### Document passage
--- START ---

6/10
Tragically close to being good
5 August 2009
Warning: Spoilers
"The Brothers Bloom" is a movie stock full of great ideas that it executes without any apparent knowledge of what makes a movie work. It's filmed in some of the most beautiful places in the world and captures them blandly. It's step-by-step full of great con-games that we don't care about. It's got one of the most interesting heroines in years that it ultimately leaves to the side, unaware of how to use her. It's constantly suggesting great artists (Melville, Dostoevsky) and it's opening act - a Ricky Jay-narrated history of the Brothers Bloom's humble beginnings - promises greatness. But the movie doesn't deliver.

The story: Mark Ruffalo and Adrien Brody started conning as children, and never stopped, and now, as adults, they're locked together like the siblings in "Les Enfants Terribles," only capable of inhabiting their own world of deception and whimsy. Ruffalo's the head and likes it that way and Brody's the heart and wants out, wants to find happiness somewhere else, in the "unwritten life." Ruffalo sets up One Last Job for the two of them, and the mark is Rachel Weisz (the heroine), a reclusive millionaire and collector of hobbies. As this is a con-movie, any further explanation is unnecessary.

Rian Johnson, the film's director and director of "Brick," has fine taste, as he flaunts constantly, but his movies are an argument that good taste does not a great artist make. Like the lowliest imitator, he wants to do something like his favorites, but he hasn't put much thought into why those movies worked on him. "The Big Sleep" has the period dialogue, the shadows and all that, but it's great because of the chemistry, the mood, what's happening under the surface. "Brick" has no mood, it's all surface, all words and cinematography, a truly empty film. With "The Brothers Bloom," Johnson is trying to make "The Sting" by way of Wes Anderson, the French New Wave (and a little David Mamet), but mostly misses the comedy of Anderson, the style of the New Wave and doesn't even come close to the metaphysical suspense of a Mamet film.

--- END ---

### Work task 1
Answer these questions from the review:
(a) What date does the review carry?
(b) Who plays the reclusive millionaire?
(c) Which earlier film did Rian Johnson direct?
### Work task 2
List every work the review names by title, not counting "The Brothers Bloom" itself.

### Data extract
--- START ---

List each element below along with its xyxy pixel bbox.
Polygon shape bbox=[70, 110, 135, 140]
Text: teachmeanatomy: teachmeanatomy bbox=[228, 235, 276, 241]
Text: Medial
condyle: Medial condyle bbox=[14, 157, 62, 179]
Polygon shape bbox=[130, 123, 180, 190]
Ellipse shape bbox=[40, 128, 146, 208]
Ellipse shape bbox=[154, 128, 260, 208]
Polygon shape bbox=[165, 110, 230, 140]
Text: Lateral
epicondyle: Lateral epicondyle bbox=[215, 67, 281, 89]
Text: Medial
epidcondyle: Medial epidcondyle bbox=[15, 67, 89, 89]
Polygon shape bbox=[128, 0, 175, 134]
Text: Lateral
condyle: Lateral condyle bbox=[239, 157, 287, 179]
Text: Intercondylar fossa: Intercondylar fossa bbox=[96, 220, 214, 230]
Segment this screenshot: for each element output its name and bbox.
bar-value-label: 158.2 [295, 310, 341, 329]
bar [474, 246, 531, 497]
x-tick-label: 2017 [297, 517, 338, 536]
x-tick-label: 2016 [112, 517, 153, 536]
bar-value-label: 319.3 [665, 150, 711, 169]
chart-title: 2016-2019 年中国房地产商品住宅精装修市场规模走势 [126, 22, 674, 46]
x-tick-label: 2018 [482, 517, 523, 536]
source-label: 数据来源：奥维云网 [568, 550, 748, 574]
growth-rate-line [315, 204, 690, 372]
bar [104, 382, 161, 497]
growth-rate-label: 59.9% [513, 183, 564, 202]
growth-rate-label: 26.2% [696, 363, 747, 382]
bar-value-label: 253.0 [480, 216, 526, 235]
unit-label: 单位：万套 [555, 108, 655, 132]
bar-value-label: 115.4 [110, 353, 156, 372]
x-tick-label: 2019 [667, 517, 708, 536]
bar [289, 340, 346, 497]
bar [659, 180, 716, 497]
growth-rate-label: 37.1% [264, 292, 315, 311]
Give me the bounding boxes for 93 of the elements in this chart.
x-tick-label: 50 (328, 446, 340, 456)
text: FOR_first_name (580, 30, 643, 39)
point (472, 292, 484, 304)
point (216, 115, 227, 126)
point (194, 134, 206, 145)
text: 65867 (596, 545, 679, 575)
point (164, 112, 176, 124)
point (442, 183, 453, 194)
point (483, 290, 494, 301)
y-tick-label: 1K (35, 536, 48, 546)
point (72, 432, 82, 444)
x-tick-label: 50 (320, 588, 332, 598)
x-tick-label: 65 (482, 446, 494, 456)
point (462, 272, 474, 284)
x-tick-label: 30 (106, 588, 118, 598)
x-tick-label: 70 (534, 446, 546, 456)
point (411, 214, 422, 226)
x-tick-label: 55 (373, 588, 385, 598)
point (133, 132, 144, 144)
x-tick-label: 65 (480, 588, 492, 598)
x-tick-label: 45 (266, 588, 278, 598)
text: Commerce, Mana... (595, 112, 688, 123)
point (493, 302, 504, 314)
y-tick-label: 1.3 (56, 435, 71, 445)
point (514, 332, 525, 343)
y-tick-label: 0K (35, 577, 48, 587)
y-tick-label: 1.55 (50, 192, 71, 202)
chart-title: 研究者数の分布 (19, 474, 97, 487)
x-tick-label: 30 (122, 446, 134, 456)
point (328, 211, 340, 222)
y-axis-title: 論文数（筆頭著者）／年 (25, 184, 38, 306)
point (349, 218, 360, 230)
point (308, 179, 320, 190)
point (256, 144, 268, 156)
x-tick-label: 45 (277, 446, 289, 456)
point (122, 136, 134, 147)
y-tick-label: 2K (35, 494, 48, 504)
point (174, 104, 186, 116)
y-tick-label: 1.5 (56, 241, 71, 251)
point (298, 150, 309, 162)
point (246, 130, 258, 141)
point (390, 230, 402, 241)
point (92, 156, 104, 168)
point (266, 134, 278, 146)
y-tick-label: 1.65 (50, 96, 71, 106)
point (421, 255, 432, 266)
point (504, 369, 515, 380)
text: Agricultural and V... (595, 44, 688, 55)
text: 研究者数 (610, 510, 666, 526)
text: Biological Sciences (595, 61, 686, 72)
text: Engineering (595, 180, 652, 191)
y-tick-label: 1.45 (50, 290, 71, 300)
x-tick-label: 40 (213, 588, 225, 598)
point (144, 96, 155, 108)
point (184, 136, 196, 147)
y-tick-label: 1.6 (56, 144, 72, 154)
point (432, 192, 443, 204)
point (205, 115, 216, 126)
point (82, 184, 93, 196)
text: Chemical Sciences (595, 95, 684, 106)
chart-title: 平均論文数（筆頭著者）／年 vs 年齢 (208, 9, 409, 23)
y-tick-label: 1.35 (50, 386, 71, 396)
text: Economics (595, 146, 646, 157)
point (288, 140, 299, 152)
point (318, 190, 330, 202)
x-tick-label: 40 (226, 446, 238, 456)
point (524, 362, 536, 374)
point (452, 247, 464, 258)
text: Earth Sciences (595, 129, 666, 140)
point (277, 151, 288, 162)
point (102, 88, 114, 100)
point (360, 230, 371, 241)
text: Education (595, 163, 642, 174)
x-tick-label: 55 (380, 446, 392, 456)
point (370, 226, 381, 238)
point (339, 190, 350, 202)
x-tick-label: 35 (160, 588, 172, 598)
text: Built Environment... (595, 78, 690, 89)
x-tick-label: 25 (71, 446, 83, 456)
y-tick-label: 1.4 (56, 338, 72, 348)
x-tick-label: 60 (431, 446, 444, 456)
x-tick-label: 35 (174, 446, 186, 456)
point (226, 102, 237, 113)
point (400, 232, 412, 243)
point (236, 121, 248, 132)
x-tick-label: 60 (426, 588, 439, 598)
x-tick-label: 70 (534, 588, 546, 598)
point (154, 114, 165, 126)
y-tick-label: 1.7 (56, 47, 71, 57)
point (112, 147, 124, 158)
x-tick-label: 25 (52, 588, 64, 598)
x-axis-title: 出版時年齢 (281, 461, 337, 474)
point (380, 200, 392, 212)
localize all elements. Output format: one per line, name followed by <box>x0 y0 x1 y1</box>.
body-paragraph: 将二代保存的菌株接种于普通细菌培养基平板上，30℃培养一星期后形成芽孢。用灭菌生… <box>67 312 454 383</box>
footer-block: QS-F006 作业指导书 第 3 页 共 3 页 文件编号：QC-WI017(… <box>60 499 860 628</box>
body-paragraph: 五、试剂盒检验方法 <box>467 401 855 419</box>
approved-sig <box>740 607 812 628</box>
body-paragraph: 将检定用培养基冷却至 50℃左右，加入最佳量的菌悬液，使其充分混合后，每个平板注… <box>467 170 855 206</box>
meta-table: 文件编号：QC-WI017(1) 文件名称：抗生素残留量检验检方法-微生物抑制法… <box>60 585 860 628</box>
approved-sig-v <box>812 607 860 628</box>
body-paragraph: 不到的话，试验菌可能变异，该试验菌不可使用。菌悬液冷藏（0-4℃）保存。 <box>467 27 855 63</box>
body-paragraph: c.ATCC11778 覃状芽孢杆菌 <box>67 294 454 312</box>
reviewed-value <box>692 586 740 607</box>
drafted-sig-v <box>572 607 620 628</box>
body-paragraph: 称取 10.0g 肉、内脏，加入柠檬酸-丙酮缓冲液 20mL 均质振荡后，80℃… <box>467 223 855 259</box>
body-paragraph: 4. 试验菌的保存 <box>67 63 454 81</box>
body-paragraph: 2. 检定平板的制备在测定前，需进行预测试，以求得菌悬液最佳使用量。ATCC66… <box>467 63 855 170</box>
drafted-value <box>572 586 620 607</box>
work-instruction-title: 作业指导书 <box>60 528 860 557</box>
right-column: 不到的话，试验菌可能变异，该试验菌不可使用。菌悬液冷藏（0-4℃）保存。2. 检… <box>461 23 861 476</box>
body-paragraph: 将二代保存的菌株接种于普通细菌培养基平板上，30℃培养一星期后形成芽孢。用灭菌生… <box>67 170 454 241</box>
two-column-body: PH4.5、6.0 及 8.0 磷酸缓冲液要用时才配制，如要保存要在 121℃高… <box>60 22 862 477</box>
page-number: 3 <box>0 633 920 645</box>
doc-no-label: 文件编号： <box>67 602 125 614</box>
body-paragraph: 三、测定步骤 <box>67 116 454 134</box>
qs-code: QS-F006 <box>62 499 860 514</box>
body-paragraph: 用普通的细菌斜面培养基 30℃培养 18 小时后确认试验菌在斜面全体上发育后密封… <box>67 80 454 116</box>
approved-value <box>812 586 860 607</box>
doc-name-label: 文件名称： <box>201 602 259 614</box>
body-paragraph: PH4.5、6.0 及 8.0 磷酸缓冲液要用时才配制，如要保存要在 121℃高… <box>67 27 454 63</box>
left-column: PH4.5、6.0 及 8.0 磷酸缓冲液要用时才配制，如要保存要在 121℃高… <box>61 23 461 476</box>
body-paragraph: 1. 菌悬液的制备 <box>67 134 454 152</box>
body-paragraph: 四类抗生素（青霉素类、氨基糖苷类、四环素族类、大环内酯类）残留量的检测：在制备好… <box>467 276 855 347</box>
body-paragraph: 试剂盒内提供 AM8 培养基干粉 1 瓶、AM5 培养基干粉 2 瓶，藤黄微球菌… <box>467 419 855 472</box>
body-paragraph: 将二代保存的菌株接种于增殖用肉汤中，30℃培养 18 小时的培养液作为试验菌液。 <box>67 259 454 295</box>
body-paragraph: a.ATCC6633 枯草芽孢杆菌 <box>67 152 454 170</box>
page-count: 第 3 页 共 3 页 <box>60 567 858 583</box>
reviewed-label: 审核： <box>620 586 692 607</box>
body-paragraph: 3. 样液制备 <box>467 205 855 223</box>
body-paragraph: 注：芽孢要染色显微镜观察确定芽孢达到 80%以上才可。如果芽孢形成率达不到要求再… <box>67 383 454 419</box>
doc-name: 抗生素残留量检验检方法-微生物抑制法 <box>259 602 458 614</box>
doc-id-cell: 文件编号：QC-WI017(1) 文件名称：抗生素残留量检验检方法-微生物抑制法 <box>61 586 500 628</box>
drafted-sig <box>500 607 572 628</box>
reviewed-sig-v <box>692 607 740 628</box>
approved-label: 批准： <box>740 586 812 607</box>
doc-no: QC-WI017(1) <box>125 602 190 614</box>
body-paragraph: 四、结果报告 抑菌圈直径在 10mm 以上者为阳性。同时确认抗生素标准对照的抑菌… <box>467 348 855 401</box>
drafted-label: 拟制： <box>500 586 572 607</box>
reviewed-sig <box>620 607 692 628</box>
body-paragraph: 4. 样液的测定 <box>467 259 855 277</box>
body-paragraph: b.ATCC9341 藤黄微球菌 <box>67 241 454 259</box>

--- END ---

### Answer box 1
(a) 5 August 2009
(b) Rachel Weisz
(c) "Brick"

### Answer box 2
- "Les Enfants Terribles"
- "Brick"
- "The Big Sleep"
- "The Sting"